- EXTRACTED ENTRIES -

····················

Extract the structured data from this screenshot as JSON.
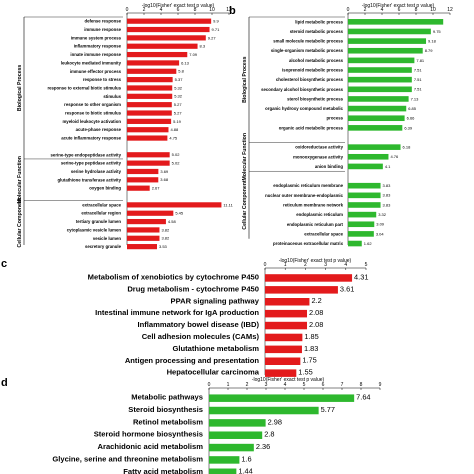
{
  "chart_data": [
    {
      "id": "a",
      "panel_label": "",
      "type": "bar",
      "orientation": "horizontal",
      "title": "",
      "xlabel": "-log10(Fisher' exact test p value)",
      "xlim": [
        0,
        12
      ],
      "xticks": [
        0,
        2,
        4,
        6,
        8,
        10,
        12
      ],
      "color": "#e31a1c",
      "groups": [
        {
          "name": "Biological Process",
          "start": 0,
          "end": 16
        },
        {
          "name": "Molecular Function",
          "start": 17,
          "end": 21
        },
        {
          "name": "Cellular Component",
          "start": 22,
          "end": 27
        }
      ],
      "categories": [
        "defense response",
        "immune response",
        "immune system process",
        "inflammatory response",
        "innate immune response",
        "leukocyte mediated immunity",
        "immune effector process",
        "response to stress",
        "response to external biotic stimulus",
        "stimulus",
        "response to other organism",
        "response to biotic stimulus",
        "myeloid leukocyte activation",
        "acute-phase response",
        "acute inflammatory response",
        "",
        "serine-type endopeptidase activity",
        "serine-type peptidase activity",
        "serine hydrolase activity",
        "glutathione transferase activity",
        "oxygen binding",
        "",
        "extracellular space",
        "extracellular region",
        "tertiary granule lumen",
        "cytoplasmic vesicle lumen",
        "vesicle lumen",
        "secretory granule"
      ],
      "values": [
        9.9,
        9.71,
        9.27,
        8.3,
        7.09,
        6.13,
        5.8,
        5.37,
        5.32,
        5.32,
        5.27,
        5.27,
        5.19,
        4.88,
        4.75,
        null,
        5.02,
        5.02,
        3.69,
        3.68,
        2.67,
        null,
        11.11,
        5.45,
        4.58,
        3.82,
        3.82,
        3.53
      ],
      "value_labels": [
        "9.9",
        "9.71",
        "9.27",
        "8.3",
        "7.09",
        "6.13",
        "5.8",
        "5.37",
        "5.32",
        "5.32",
        "5.27",
        "5.27",
        "5.19",
        "4.88",
        "4.75",
        "",
        "5.02",
        "5.02",
        "3.69",
        "3.68",
        "2.67",
        "",
        "11.11",
        "5.45",
        "4.58",
        "3.82",
        "3.82",
        "3.53"
      ]
    },
    {
      "id": "b",
      "panel_label": "b",
      "type": "bar",
      "orientation": "horizontal",
      "title": "",
      "xlabel": "-log10(Fisher' exact test p value)",
      "xlim": [
        0,
        12
      ],
      "xticks": [
        0,
        2,
        4,
        6,
        8,
        10,
        12
      ],
      "color": "#2eb82e",
      "groups": [
        {
          "name": "Biological Process",
          "start": 0,
          "end": 12
        },
        {
          "name": "Molecular Function",
          "start": 13,
          "end": 15
        },
        {
          "name": "Cellular Component",
          "start": 16,
          "end": 22
        }
      ],
      "categories": [
        "lipid metabolic process",
        "steroid metabolic process",
        "small molecule metabolic process",
        "single-organism metabolic process",
        "alcohol metabolic process",
        "isoprenoid metabolic process",
        "cholesterol biosynthetic process",
        "secondary alcohol biosynthetic process",
        "sterol biosynthetic process",
        "organic hydroxy compound metabolic",
        "process",
        "organic acid metabolic process",
        "",
        "oxidoreductase activity",
        "monooxygenase activity",
        "anion binding",
        "",
        "endoplasmic reticulum membrane",
        "nuclear outer membrane-endoplasmic",
        "reticulum membrane network",
        "endoplasmic reticulum",
        "endoplasmic reticulum part",
        "extracellular space",
        "proteinaceous extracellular matrix"
      ],
      "values": [
        11.2,
        9.75,
        9.18,
        8.79,
        7.81,
        7.51,
        7.51,
        7.51,
        7.13,
        6.85,
        6.66,
        6.39,
        null,
        6.18,
        4.76,
        4.1,
        null,
        3.83,
        3.83,
        3.83,
        3.32,
        3.09,
        3.04,
        1.62
      ],
      "value_labels": [
        "",
        "9.75",
        "9.18",
        "8.79",
        "7.81",
        "7.51",
        "7.51",
        "7.51",
        "7.13",
        "6.85",
        "6.66",
        "6.39",
        "",
        "6.18",
        "4.76",
        "4.1",
        "",
        "3.83",
        "3.83",
        "3.83",
        "3.32",
        "3.09",
        "3.04",
        "1.62"
      ]
    },
    {
      "id": "c",
      "panel_label": "c",
      "type": "bar",
      "orientation": "horizontal",
      "title": "",
      "xlabel": "-log10(Fisher' exact test p value)",
      "xlim": [
        0,
        5
      ],
      "xticks": [
        0,
        1,
        2,
        3,
        4,
        5
      ],
      "color": "#e31a1c",
      "categories": [
        "Metabolism of xenobiotics by cytochrome P450",
        "Drug metabolism - cytochrome P450",
        "PPAR signaling pathway",
        "Intestinal immune network for IgA production",
        "Inflammatory bowel disease (IBD)",
        "Cell adhesion molecules (CAMs)",
        "Glutathione metabolism",
        "Antigen processing and presentation",
        "Hepatocellular carcinoma"
      ],
      "values": [
        4.31,
        3.61,
        2.2,
        2.08,
        2.08,
        1.85,
        1.83,
        1.75,
        1.55
      ],
      "value_labels": [
        "4.31",
        "3.61",
        "2.2",
        "2.08",
        "2.08",
        "1.85",
        "1.83",
        "1.75",
        "1.55"
      ]
    },
    {
      "id": "d",
      "panel_label": "d",
      "type": "bar",
      "orientation": "horizontal",
      "title": "",
      "xlabel": "-log10(Fisher' exact test p value)",
      "xlim": [
        0,
        9
      ],
      "xticks": [
        0,
        1,
        2,
        3,
        4,
        5,
        6,
        7,
        8,
        9
      ],
      "color": "#2eb82e",
      "categories": [
        "Metabolic pathways",
        "Steroid biosynthesis",
        "Retinol metabolism",
        "Steroid hormone biosynthesis",
        "Arachidonic acid metabolism",
        "Glycine, serine and threonine metabolism",
        "Fatty acid metabolism"
      ],
      "values": [
        7.64,
        5.77,
        2.98,
        2.8,
        2.36,
        1.6,
        1.44
      ],
      "value_labels": [
        "7.64",
        "5.77",
        "2.98",
        "2.8",
        "2.36",
        "1.6",
        "1.44"
      ]
    }
  ]
}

····················

- DIRECTIONS -
What lines in the listing contain "acute"? Copy them all.

- RESPONSE AREA -
        "acute-phase response",
        "acute inflammatory response",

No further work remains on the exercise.